- **Data excerpts**
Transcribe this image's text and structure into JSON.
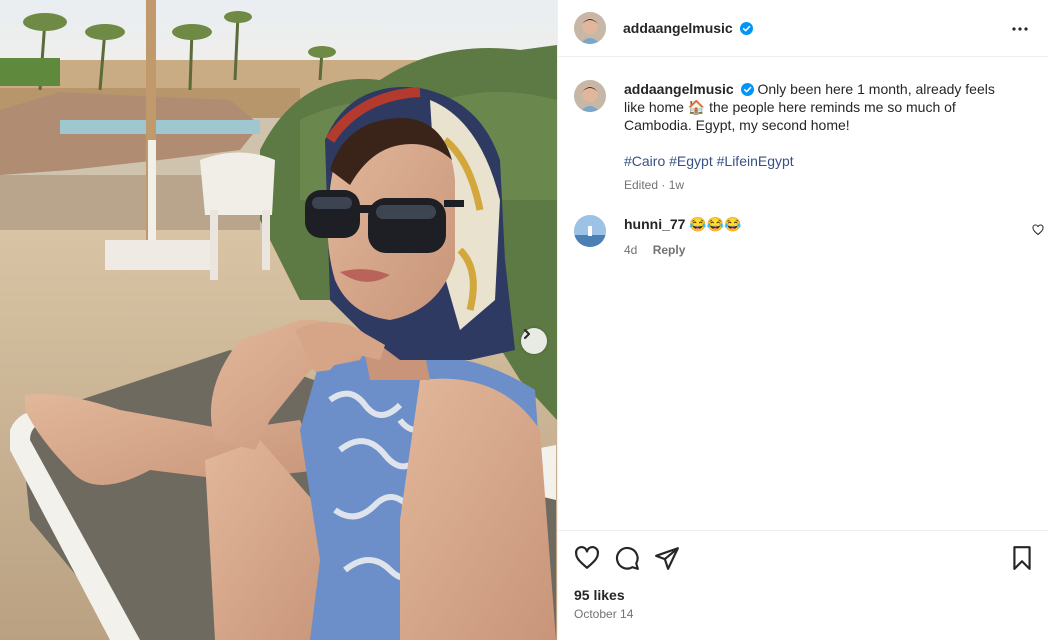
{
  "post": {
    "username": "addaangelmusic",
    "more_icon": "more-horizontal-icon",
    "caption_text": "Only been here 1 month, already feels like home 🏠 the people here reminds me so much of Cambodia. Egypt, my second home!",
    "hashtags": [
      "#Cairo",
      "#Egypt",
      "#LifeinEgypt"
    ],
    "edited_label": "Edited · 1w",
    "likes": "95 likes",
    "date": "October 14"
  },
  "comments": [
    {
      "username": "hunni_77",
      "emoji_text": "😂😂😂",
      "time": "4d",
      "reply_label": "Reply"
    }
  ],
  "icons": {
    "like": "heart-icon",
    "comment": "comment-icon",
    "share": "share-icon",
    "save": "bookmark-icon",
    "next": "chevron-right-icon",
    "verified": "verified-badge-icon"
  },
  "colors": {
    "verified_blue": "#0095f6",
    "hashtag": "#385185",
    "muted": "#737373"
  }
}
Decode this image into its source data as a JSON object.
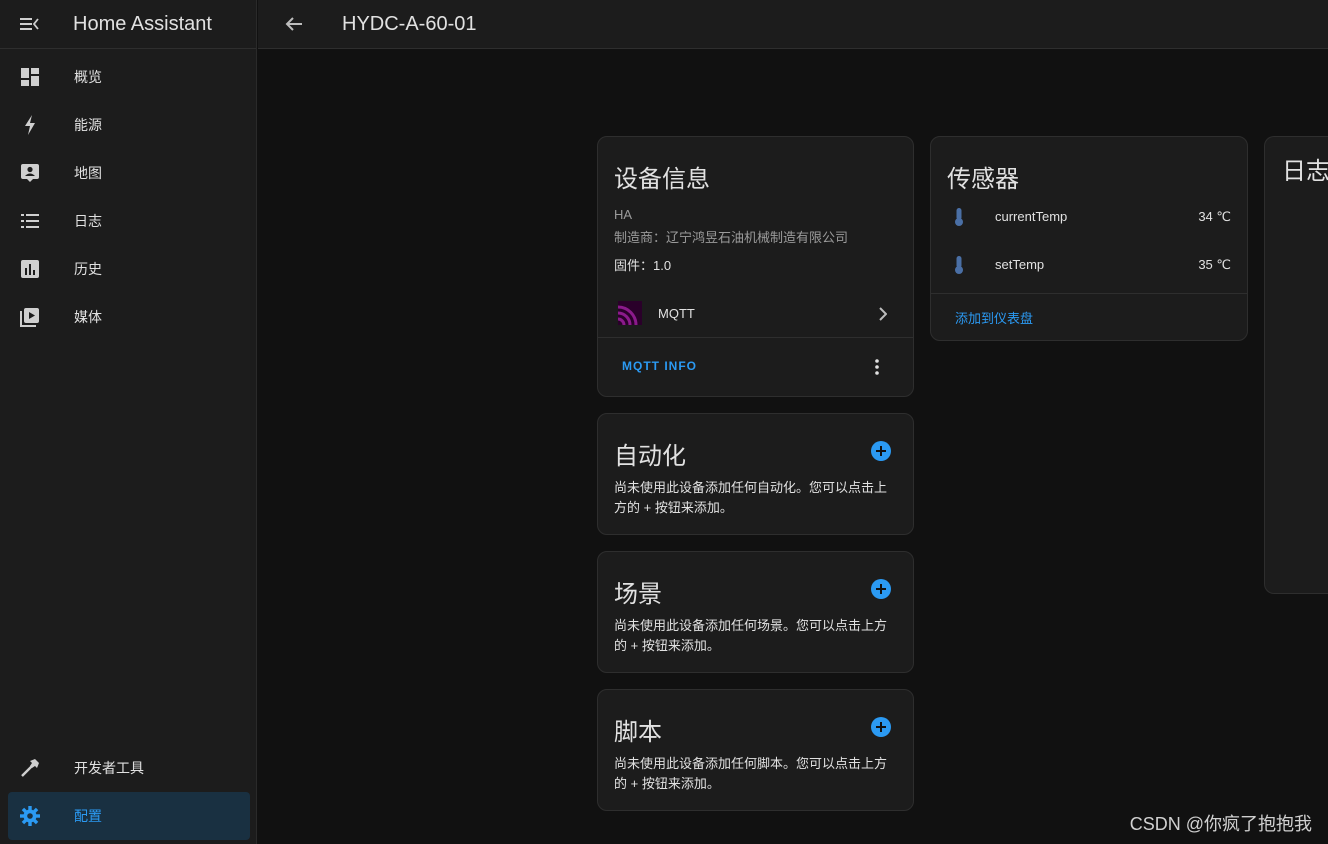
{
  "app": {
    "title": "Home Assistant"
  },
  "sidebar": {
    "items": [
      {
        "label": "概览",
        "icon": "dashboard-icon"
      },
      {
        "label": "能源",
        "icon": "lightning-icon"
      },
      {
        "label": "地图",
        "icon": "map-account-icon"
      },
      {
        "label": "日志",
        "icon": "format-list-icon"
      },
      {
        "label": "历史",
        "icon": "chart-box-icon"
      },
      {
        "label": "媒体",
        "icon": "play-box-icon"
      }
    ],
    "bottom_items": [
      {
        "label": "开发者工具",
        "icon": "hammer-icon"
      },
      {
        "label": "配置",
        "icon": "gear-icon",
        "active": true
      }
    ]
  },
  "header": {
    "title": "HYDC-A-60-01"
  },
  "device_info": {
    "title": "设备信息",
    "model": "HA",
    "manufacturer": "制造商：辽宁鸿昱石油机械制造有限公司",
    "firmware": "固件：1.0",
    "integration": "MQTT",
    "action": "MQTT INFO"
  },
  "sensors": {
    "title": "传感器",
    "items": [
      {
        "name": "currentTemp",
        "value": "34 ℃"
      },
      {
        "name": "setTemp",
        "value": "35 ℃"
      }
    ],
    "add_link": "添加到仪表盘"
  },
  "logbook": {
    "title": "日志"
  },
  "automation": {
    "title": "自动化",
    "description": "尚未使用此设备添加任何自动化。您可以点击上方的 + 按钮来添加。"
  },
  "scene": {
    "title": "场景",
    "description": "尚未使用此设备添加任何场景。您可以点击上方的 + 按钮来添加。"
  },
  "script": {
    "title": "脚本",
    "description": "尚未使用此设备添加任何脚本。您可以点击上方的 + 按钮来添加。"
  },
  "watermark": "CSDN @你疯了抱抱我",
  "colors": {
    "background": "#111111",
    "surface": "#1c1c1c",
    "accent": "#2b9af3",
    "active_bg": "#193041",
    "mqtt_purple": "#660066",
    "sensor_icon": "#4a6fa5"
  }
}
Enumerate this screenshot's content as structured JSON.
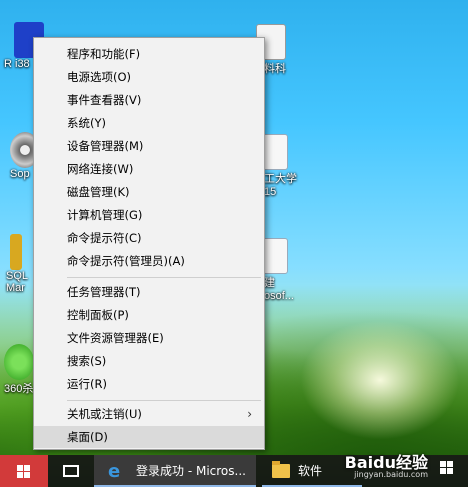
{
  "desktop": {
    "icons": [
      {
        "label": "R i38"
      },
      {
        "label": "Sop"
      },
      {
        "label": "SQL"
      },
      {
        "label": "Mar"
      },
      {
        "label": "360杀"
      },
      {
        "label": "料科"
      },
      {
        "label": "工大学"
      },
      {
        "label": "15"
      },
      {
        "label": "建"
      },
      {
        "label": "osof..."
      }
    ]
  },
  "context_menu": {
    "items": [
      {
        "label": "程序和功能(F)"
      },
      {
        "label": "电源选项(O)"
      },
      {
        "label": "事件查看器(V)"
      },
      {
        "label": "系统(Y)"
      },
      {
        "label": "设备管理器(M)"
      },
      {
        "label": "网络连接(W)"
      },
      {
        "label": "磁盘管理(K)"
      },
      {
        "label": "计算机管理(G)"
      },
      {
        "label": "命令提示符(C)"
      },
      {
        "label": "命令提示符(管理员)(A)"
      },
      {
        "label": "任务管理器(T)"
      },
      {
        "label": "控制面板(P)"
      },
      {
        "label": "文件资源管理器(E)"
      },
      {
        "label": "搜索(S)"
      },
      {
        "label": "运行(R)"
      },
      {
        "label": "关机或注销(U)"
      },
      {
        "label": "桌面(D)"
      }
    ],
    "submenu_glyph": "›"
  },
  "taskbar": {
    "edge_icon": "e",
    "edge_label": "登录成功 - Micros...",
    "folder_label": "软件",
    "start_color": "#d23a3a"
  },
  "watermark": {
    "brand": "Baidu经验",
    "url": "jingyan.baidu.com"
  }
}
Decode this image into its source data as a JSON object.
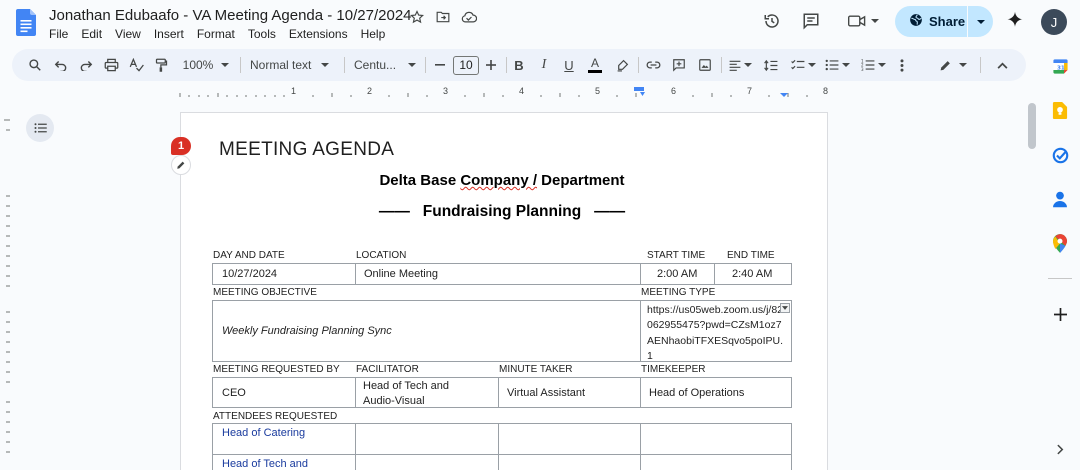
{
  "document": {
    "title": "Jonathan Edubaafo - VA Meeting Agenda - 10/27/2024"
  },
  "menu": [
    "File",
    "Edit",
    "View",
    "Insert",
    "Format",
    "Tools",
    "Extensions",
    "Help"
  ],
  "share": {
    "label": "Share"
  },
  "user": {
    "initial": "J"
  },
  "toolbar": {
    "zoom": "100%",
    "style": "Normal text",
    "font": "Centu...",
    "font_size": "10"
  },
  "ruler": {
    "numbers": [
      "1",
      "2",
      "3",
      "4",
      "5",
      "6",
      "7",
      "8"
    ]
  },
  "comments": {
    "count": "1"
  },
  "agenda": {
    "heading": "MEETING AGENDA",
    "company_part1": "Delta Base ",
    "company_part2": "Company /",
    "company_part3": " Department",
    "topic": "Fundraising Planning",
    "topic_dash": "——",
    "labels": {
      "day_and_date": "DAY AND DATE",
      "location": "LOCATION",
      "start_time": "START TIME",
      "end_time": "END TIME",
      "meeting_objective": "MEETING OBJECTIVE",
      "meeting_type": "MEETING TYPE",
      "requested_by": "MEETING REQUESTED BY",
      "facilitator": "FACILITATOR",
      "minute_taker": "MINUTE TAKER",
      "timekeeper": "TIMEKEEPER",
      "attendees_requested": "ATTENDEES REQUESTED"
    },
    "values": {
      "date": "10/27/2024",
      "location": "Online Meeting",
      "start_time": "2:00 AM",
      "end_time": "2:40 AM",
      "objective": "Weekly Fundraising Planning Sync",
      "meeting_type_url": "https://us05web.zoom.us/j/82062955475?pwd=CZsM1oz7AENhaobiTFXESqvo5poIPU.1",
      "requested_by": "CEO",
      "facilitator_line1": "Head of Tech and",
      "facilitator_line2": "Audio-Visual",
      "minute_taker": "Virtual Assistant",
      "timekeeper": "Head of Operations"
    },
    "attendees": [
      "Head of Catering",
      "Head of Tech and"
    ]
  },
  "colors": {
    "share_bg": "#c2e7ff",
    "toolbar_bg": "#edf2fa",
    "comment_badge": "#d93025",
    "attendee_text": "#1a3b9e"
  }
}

- **Short exercise**
Determine how many lines in the listing above hold the string "Planning", then write only the number.

- **Written response**
2